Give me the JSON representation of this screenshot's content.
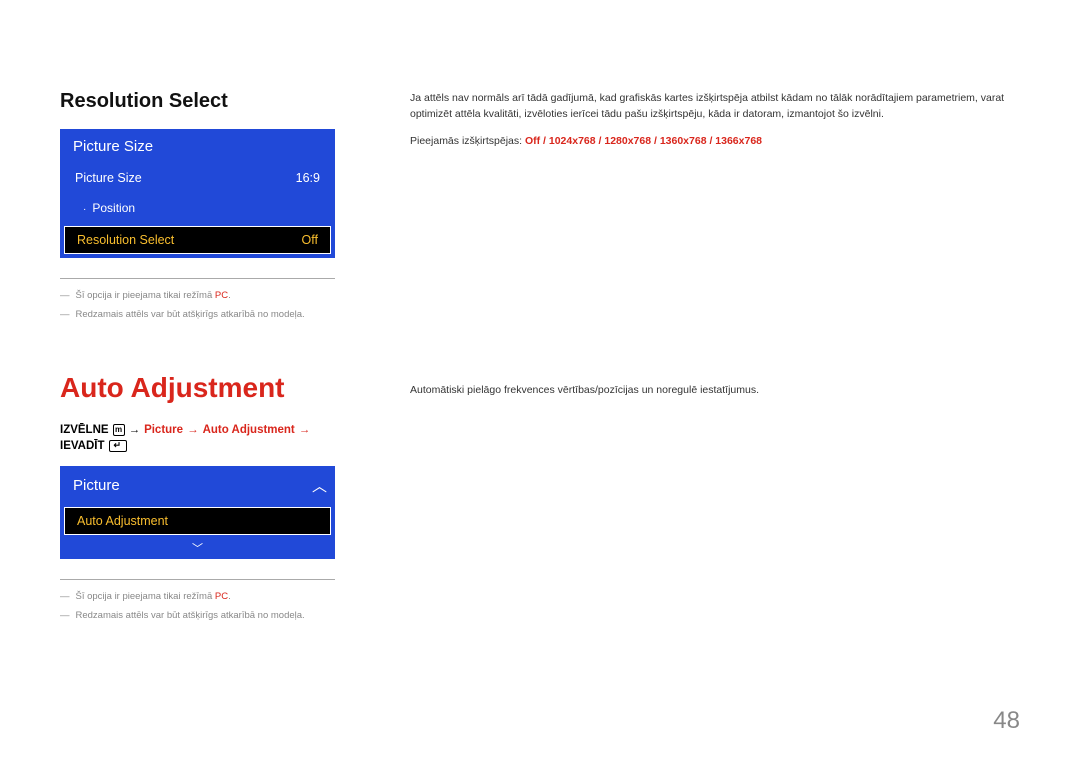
{
  "section1": {
    "title": "Resolution Select",
    "menu": {
      "header": "Picture Size",
      "row1": {
        "label": "Picture Size",
        "value": "16:9"
      },
      "row2": {
        "label": "Position"
      },
      "row3": {
        "label": "Resolution Select",
        "value": "Off"
      }
    },
    "footnotes": {
      "a_pre": "Šī opcija ir pieejama tikai režīmā ",
      "a_red": "PC",
      "a_post": ".",
      "b": "Redzamais attēls var būt atšķirīgs atkarībā no modeļa."
    },
    "desc1": "Ja attēls nav normāls arī tādā gadījumā, kad grafiskās kartes izšķirtspēja atbilst kādam no tālāk norādītajiem parametriem, varat optimizēt attēla kvalitāti, izvēloties ierīcei tādu pašu izšķirtspēju, kāda ir datoram, izmantojot šo izvēlni.",
    "desc2_pre": "Pieejamās izšķirtspējas: ",
    "desc2_vals": "Off / 1024x768 / 1280x768 / 1360x768 / 1366x768"
  },
  "section2": {
    "title": "Auto Adjustment",
    "breadcrumb": {
      "w1": "IZVĒLNE",
      "arr": "→",
      "p1": "Picture",
      "p2": "Auto Adjustment",
      "w2": "IEVADĪT"
    },
    "menu": {
      "header": "Picture",
      "row": "Auto Adjustment",
      "chev_up": "︿",
      "chev_down": "﹀"
    },
    "footnotes": {
      "a_pre": "Šī opcija ir pieejama tikai režīmā ",
      "a_red": "PC",
      "a_post": ".",
      "b": "Redzamais attēls var būt atšķirīgs atkarībā no modeļa."
    },
    "desc": "Automātiski pielāgo frekvences vērtības/pozīcijas un noregulē iestatījumus."
  },
  "page": "48"
}
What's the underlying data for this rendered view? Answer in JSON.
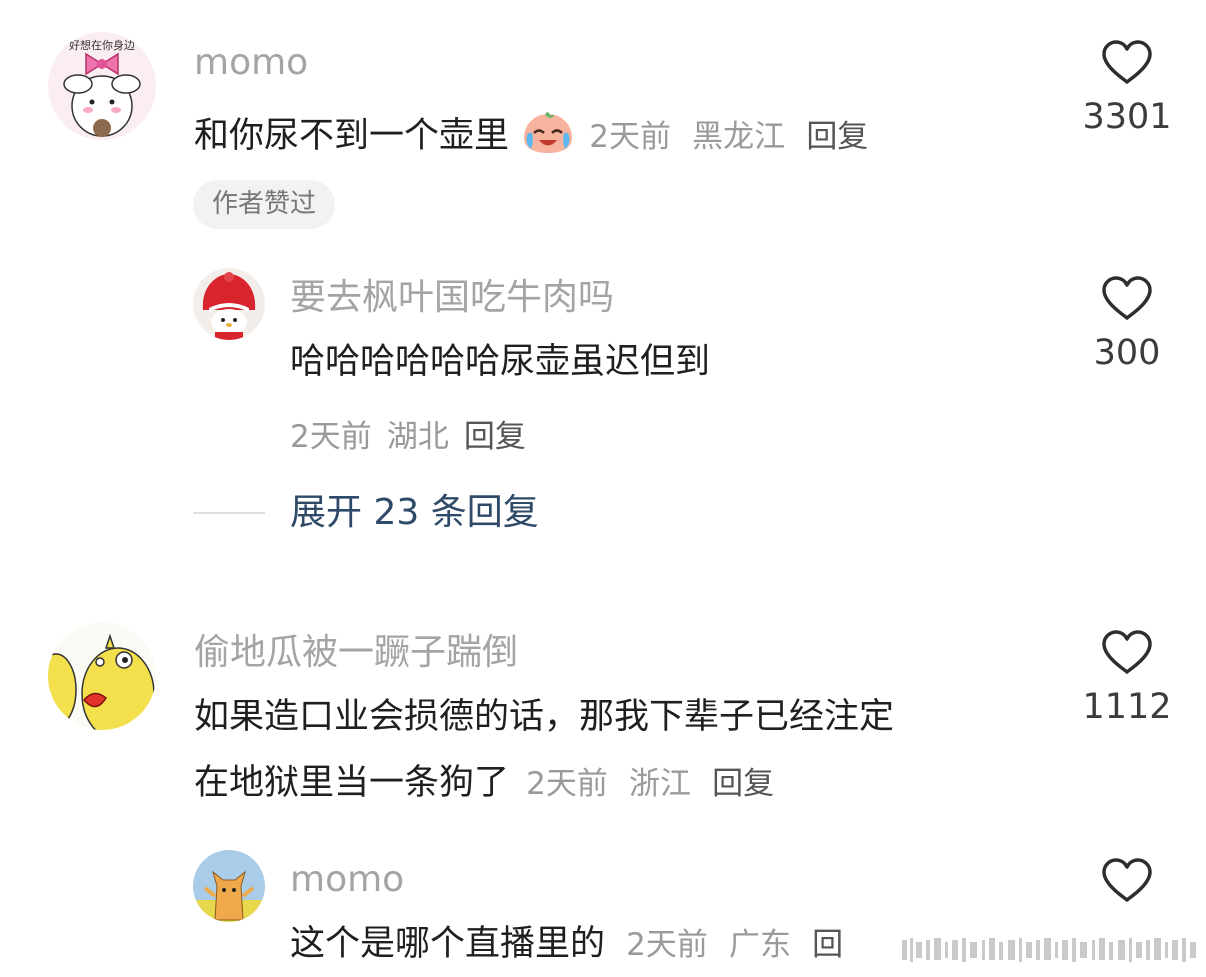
{
  "comments": [
    {
      "username": "momo",
      "avatar_text": "好想在你身边",
      "text": "和你尿不到一个壶里",
      "emoji": "crying-laughing-peach",
      "time": "2天前",
      "location": "黑龙江",
      "reply_label": "回复",
      "likes": "3301",
      "tag": "作者赞过",
      "replies": [
        {
          "username": "要去枫叶国吃牛肉吗",
          "text": "哈哈哈哈哈哈尿壶虽迟但到",
          "time": "2天前",
          "location": "湖北",
          "reply_label": "回复",
          "likes": "300"
        }
      ],
      "expand_label": "展开 23 条回复"
    },
    {
      "username": "偷地瓜被一蹶子踹倒",
      "text_line1": "如果造口业会损德的话，那我下辈子已经注定",
      "text_line2": "在地狱里当一条狗了",
      "time": "2天前",
      "location": "浙江",
      "reply_label": "回复",
      "likes": "1112",
      "replies": [
        {
          "username": "momo",
          "text": "这个是哪个直播里的",
          "time": "2天前",
          "location": "广东",
          "reply_label": "回",
          "likes": ""
        }
      ]
    }
  ],
  "colors": {
    "text": "#1f1f1f",
    "username": "#a4a4a4",
    "meta": "#9a9a9a",
    "expand_link": "#2f4a69"
  }
}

════════

__To do__: List the lines of the entries that include "Adjustment".

__Response for this exercise__:
    "title": "Auto Adjustment",
      "p2": "Auto Adjustment",
      "row": "Auto Adjustment",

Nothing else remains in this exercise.